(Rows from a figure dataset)
____

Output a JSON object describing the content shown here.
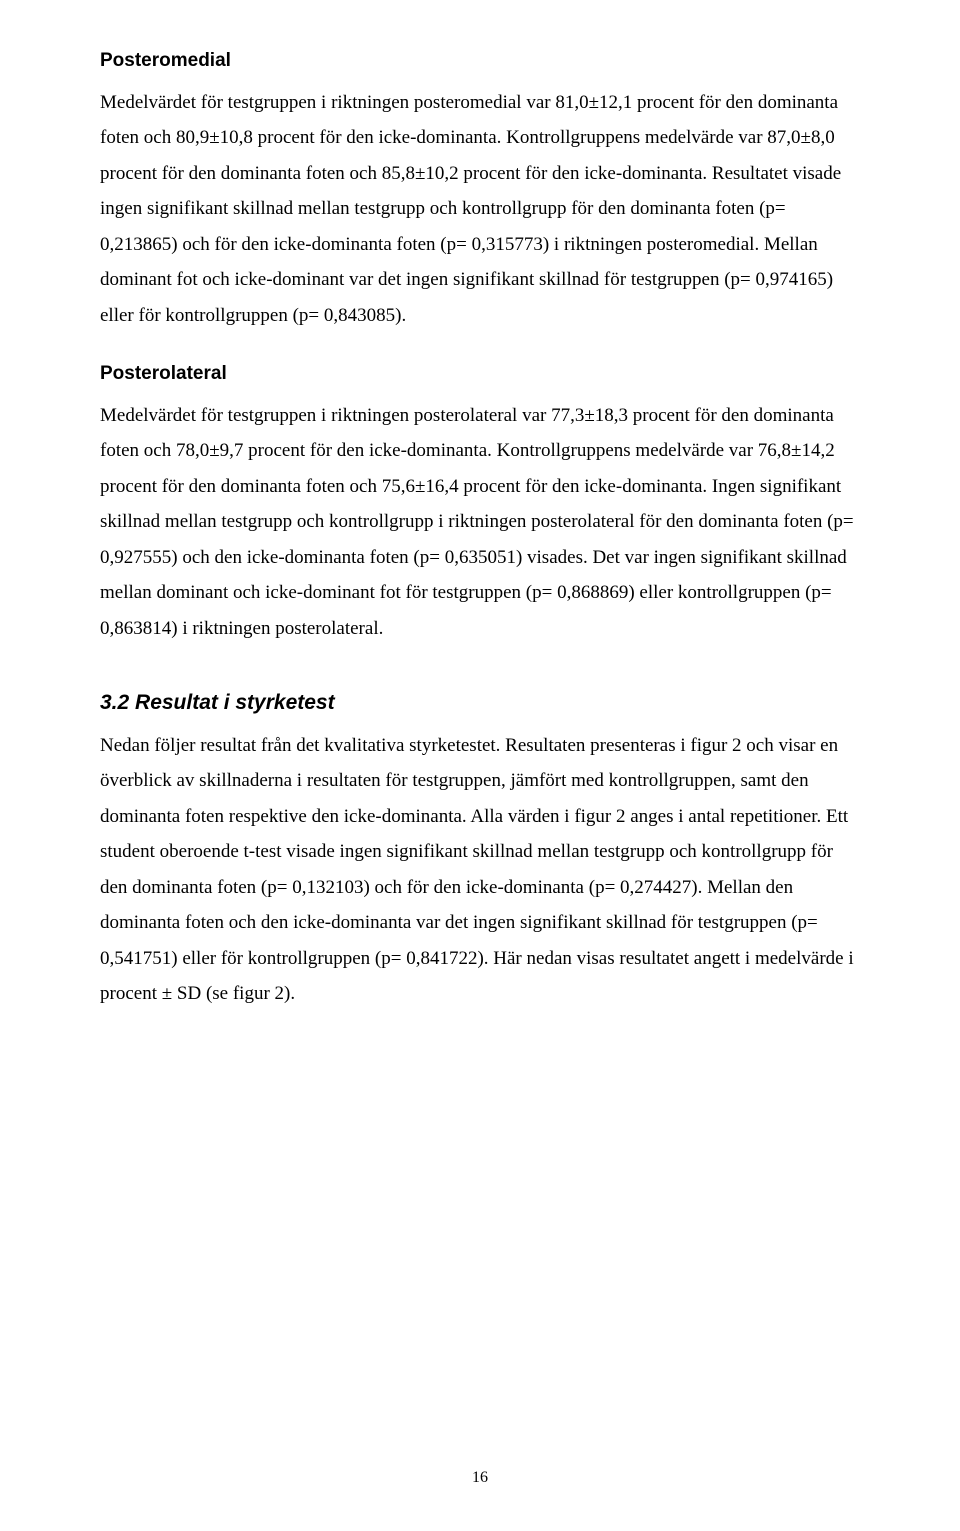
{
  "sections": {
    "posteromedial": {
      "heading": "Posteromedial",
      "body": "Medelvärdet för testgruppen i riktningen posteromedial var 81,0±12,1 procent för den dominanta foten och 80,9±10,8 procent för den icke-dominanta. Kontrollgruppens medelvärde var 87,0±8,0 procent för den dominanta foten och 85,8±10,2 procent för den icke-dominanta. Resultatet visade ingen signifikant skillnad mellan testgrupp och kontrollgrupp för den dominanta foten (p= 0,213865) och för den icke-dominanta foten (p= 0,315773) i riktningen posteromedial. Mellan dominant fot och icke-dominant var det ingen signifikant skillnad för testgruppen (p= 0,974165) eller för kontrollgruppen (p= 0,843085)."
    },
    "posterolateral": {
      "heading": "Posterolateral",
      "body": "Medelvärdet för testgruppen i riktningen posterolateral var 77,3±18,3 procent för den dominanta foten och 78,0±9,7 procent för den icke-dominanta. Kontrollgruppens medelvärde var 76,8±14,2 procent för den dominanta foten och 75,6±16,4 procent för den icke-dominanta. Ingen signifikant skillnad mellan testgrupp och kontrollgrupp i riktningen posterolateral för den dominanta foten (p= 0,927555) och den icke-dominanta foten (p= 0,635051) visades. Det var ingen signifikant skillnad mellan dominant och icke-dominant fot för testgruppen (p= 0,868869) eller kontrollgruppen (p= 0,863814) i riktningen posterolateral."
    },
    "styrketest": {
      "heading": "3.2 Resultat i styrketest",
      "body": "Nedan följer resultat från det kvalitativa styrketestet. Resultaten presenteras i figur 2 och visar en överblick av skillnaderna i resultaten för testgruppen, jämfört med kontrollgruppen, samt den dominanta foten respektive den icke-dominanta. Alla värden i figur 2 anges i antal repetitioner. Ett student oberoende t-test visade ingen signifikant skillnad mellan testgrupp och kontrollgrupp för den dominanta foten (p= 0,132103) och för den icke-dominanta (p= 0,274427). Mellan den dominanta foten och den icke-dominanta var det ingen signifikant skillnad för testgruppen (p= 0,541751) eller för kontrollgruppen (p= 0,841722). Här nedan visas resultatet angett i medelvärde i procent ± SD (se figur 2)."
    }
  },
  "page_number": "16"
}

____

▸ GIVEN INSTRUCTION: Every entry must be reproduced exactly, with the images left out.

▸ EXERCISE ANSWER:
Output a JSON object describing the content shown here.
{
  "sections": {
    "posteromedial": {
      "heading": "Posteromedial",
      "body": "Medelvärdet för testgruppen i riktningen posteromedial var 81,0±12,1 procent för den dominanta foten och 80,9±10,8 procent för den icke-dominanta. Kontrollgruppens medelvärde var 87,0±8,0 procent för den dominanta foten och 85,8±10,2 procent för den icke-dominanta. Resultatet visade ingen signifikant skillnad mellan testgrupp och kontrollgrupp för den dominanta foten (p= 0,213865) och för den icke-dominanta foten (p= 0,315773) i riktningen posteromedial. Mellan dominant fot och icke-dominant var det ingen signifikant skillnad för testgruppen (p= 0,974165) eller för kontrollgruppen (p= 0,843085)."
    },
    "posterolateral": {
      "heading": "Posterolateral",
      "body": "Medelvärdet för testgruppen i riktningen posterolateral var 77,3±18,3 procent för den dominanta foten och 78,0±9,7 procent för den icke-dominanta. Kontrollgruppens medelvärde var 76,8±14,2 procent för den dominanta foten och 75,6±16,4 procent för den icke-dominanta. Ingen signifikant skillnad mellan testgrupp och kontrollgrupp i riktningen posterolateral för den dominanta foten (p= 0,927555) och den icke-dominanta foten (p= 0,635051) visades. Det var ingen signifikant skillnad mellan dominant och icke-dominant fot för testgruppen (p= 0,868869) eller kontrollgruppen (p= 0,863814) i riktningen posterolateral."
    },
    "styrketest": {
      "heading": "3.2 Resultat i styrketest",
      "body": "Nedan följer resultat från det kvalitativa styrketestet. Resultaten presenteras i figur 2 och visar en överblick av skillnaderna i resultaten för testgruppen, jämfört med kontrollgruppen, samt den dominanta foten respektive den icke-dominanta. Alla värden i figur 2 anges i antal repetitioner. Ett student oberoende t-test visade ingen signifikant skillnad mellan testgrupp och kontrollgrupp för den dominanta foten (p= 0,132103) och för den icke-dominanta (p= 0,274427). Mellan den dominanta foten och den icke-dominanta var det ingen signifikant skillnad för testgruppen (p= 0,541751) eller för kontrollgruppen (p= 0,841722). Här nedan visas resultatet angett i medelvärde i procent ± SD (se figur 2)."
    }
  },
  "page_number": "16"
}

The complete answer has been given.